**PROBLEM**. In the records below, find each line with the word "strawberries" and copy it.

**SUPPLIED DATA**.
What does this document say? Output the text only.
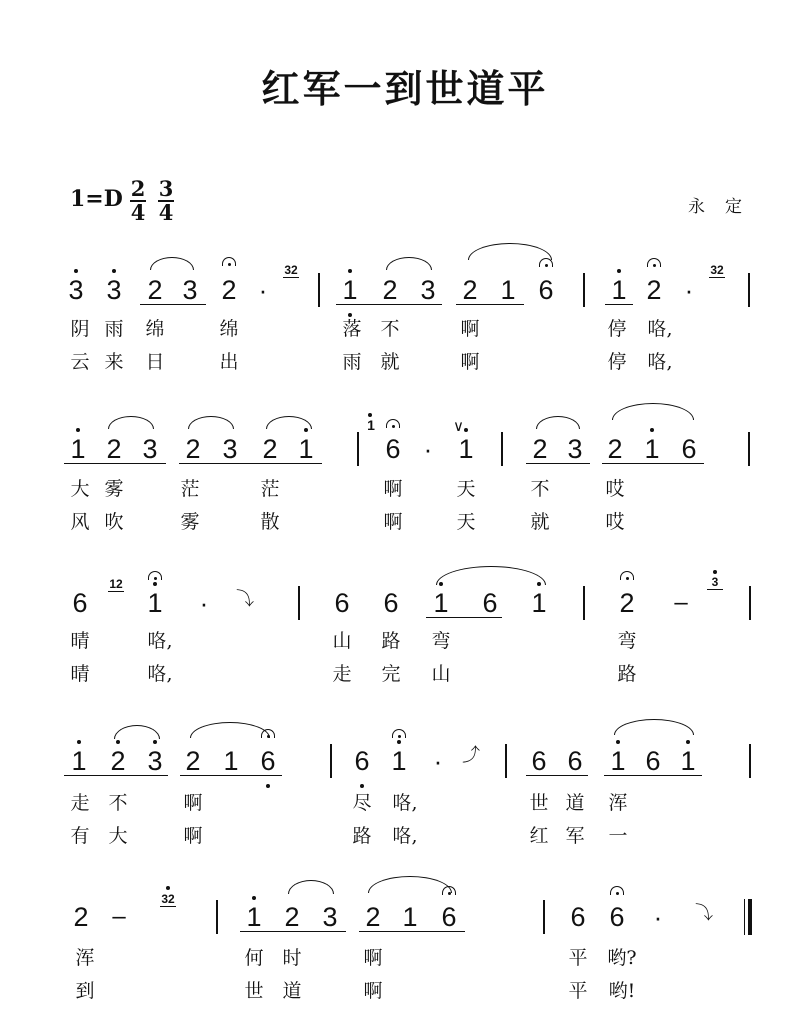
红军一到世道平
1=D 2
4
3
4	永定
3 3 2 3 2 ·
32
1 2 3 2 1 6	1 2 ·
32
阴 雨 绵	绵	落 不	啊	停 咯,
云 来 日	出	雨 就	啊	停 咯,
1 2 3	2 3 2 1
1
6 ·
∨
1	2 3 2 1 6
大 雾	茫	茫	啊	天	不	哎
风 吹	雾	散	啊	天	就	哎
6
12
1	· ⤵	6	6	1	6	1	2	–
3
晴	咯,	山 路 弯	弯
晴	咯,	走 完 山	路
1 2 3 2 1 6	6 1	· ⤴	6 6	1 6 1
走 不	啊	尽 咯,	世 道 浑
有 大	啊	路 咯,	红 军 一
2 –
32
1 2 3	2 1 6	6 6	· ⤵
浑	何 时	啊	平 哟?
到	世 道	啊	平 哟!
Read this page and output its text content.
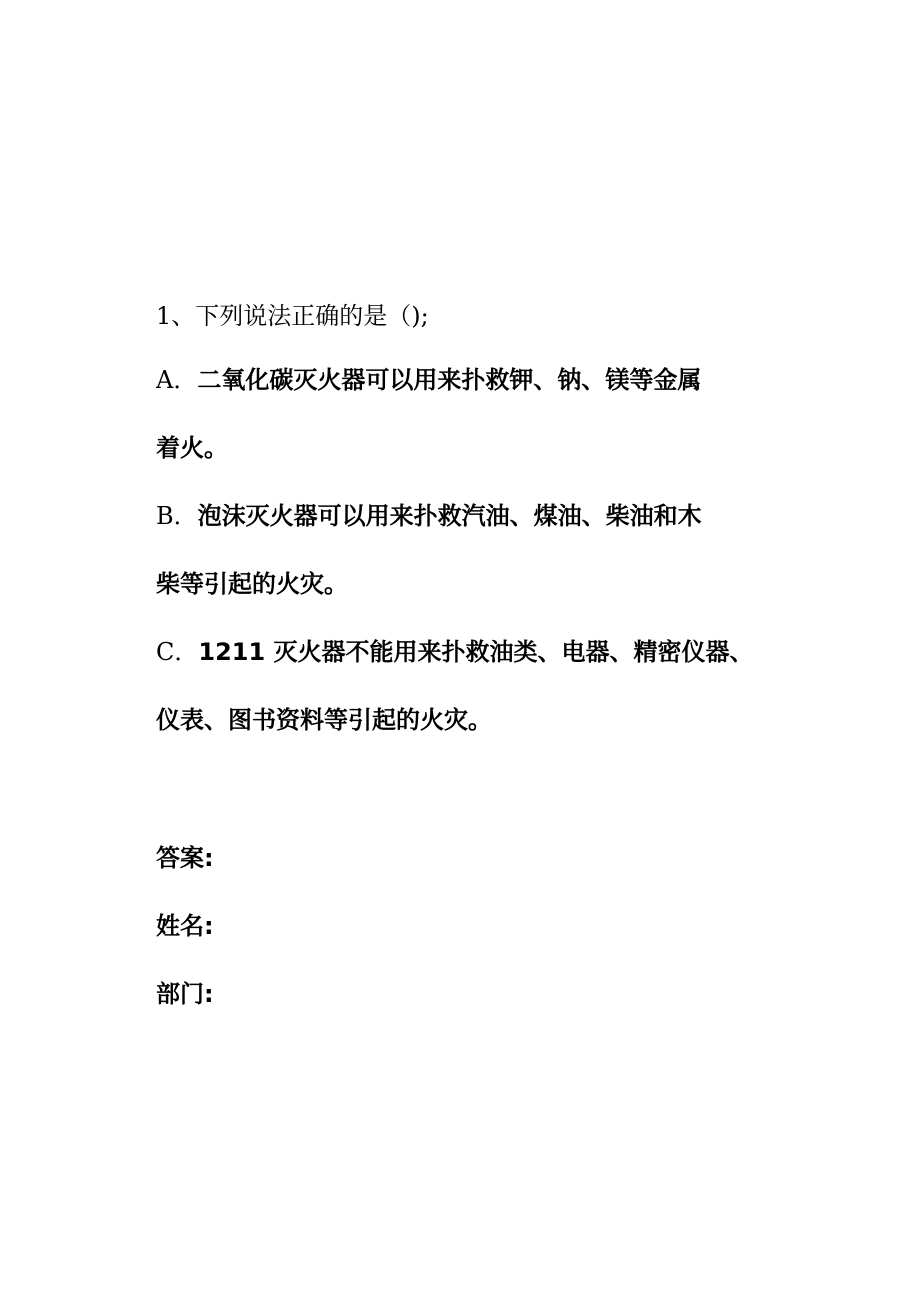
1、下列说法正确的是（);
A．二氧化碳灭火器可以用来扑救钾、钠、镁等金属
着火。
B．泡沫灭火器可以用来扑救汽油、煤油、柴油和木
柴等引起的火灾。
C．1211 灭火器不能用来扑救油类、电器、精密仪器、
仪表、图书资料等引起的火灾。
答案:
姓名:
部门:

==

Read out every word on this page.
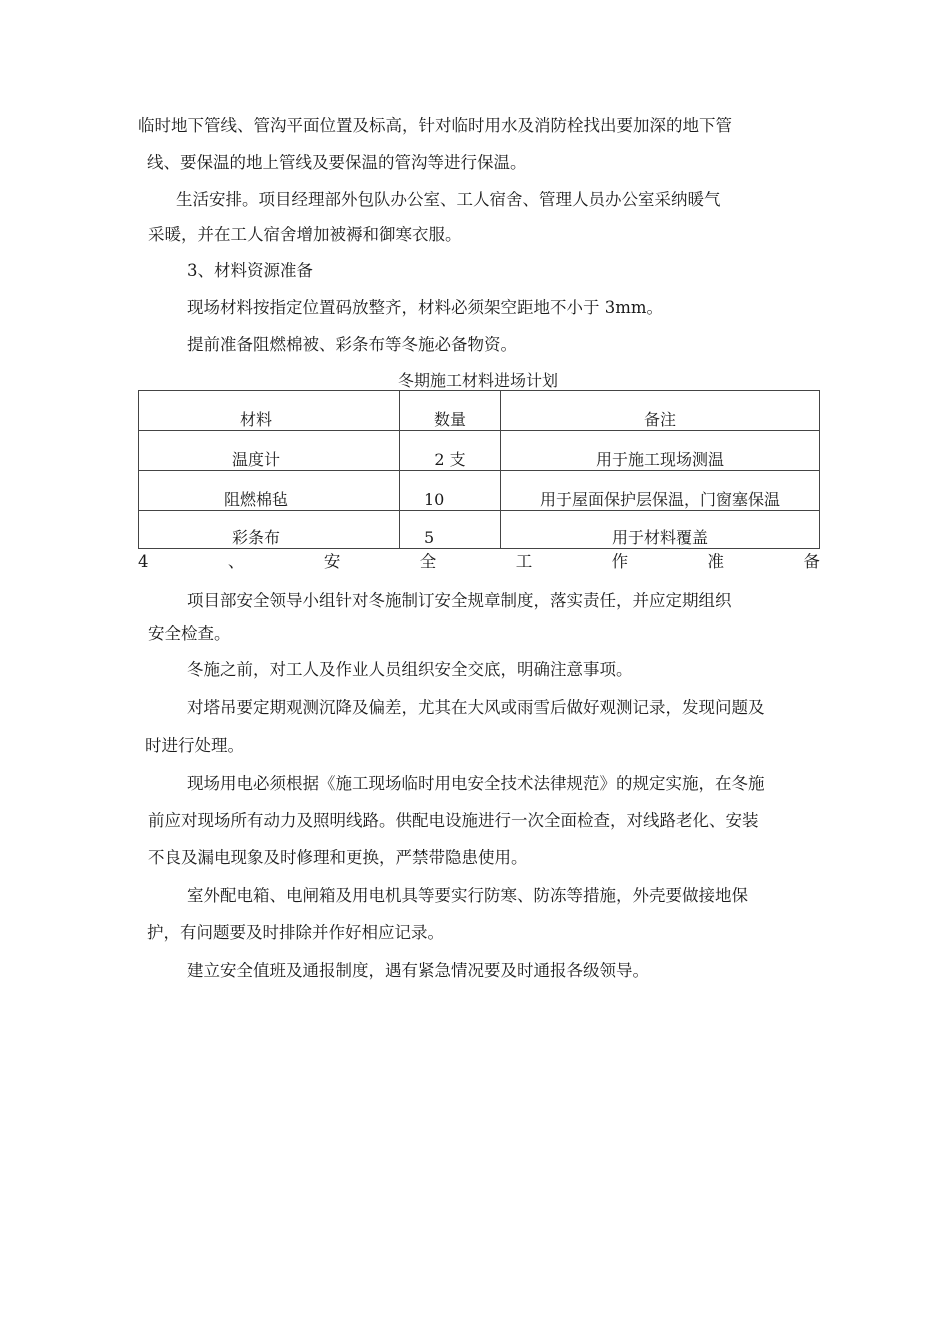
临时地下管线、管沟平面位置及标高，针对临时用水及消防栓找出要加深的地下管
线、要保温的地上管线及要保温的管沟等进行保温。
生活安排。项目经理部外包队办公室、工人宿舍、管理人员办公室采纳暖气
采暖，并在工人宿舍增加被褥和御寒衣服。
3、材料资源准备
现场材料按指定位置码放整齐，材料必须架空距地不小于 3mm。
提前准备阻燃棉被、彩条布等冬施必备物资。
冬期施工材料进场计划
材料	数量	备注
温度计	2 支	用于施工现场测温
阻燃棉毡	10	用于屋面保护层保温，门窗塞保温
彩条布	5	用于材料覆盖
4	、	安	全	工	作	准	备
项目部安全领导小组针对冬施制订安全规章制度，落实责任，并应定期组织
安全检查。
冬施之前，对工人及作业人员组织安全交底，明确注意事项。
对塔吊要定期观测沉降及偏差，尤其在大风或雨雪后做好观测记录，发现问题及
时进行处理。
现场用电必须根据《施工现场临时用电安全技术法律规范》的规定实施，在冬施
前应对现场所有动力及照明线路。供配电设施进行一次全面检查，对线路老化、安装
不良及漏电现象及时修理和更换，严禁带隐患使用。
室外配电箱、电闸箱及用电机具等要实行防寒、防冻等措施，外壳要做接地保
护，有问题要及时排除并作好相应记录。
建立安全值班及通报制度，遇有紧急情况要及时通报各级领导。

* * *

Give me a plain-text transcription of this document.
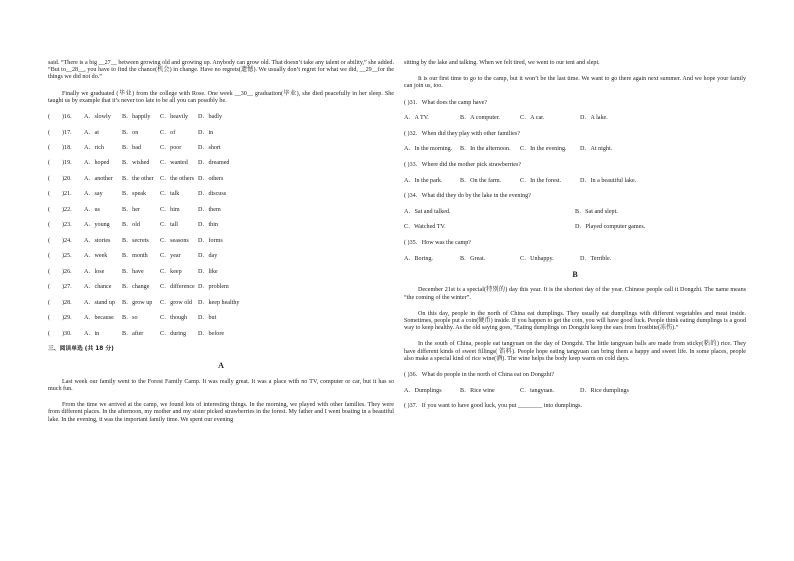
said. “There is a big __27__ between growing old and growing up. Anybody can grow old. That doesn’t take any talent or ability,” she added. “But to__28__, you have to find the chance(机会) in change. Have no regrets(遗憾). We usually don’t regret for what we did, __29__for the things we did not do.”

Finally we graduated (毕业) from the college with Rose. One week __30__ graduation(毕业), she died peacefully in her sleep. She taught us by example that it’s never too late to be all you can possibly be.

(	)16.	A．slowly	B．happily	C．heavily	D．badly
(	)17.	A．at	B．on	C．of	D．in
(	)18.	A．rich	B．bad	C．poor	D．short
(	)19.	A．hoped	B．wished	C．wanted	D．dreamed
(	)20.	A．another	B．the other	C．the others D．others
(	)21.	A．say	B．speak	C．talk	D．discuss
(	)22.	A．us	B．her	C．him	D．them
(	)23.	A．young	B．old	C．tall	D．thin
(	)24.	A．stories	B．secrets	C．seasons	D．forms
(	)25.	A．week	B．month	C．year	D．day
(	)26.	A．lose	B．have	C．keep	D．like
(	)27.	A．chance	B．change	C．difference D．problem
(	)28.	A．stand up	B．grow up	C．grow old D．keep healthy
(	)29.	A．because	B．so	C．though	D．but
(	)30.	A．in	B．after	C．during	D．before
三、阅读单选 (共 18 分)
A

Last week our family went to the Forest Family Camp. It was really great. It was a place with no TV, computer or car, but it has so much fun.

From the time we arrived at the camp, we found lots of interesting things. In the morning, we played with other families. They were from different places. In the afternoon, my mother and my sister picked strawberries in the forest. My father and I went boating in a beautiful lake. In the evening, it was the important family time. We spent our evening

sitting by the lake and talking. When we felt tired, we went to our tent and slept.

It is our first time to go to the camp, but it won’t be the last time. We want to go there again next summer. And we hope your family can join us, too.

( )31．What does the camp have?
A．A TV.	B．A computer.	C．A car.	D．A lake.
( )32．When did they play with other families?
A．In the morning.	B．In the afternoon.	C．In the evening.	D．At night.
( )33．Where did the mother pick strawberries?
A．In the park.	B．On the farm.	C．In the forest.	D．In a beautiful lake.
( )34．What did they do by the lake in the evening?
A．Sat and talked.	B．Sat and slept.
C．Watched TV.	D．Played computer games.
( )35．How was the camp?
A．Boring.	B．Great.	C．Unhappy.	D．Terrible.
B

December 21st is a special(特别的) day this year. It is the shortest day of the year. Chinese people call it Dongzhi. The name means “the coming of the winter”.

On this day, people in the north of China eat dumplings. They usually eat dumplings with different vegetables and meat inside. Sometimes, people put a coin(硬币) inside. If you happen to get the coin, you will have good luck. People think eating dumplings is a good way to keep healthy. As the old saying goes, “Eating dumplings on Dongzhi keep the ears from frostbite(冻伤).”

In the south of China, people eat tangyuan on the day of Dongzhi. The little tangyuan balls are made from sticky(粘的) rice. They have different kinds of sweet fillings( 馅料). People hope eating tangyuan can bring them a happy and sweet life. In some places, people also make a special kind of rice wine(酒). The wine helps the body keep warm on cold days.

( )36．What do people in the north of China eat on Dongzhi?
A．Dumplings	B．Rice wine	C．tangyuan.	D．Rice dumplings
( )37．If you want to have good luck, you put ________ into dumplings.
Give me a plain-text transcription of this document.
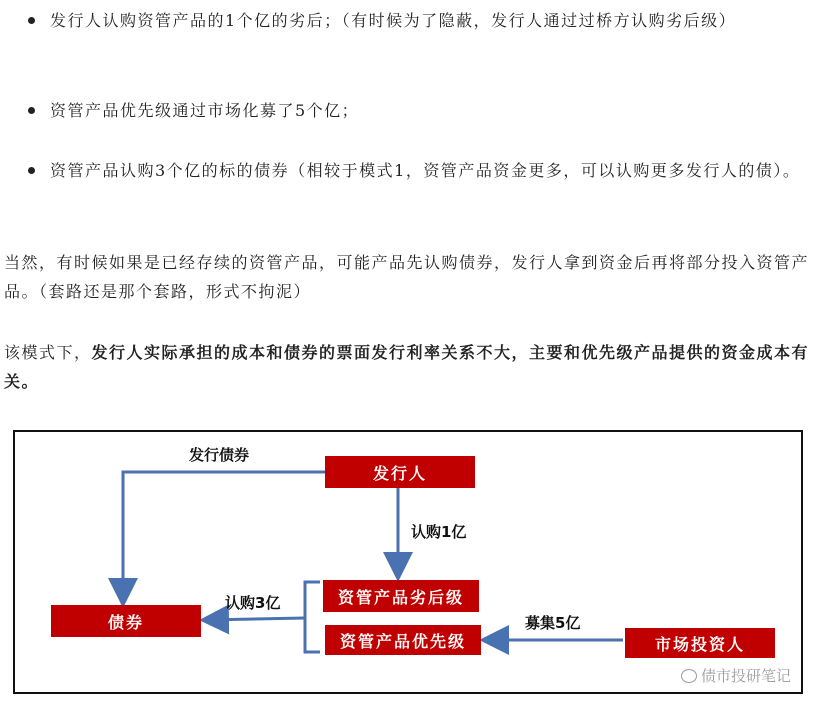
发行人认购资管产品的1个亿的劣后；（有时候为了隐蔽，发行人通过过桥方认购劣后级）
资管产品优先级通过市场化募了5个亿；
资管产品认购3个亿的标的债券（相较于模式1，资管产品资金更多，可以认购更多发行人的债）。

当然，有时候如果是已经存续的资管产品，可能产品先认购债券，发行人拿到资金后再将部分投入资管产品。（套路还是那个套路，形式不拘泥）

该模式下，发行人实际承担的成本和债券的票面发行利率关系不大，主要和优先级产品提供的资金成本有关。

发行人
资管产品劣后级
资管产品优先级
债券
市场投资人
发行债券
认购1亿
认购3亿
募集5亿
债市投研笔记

**THE OUTPUT**.
From the time we arrived at the camp, we found lots of interesting things. In the morning, we played with other families. They were from different places. In the afternoon, my mother and my sister picked strawberries in the forest. My father and I went boating in a beautiful lake. In the evening, it was the important family time. We spent our evening
( )33．Where did the mother pick strawberries?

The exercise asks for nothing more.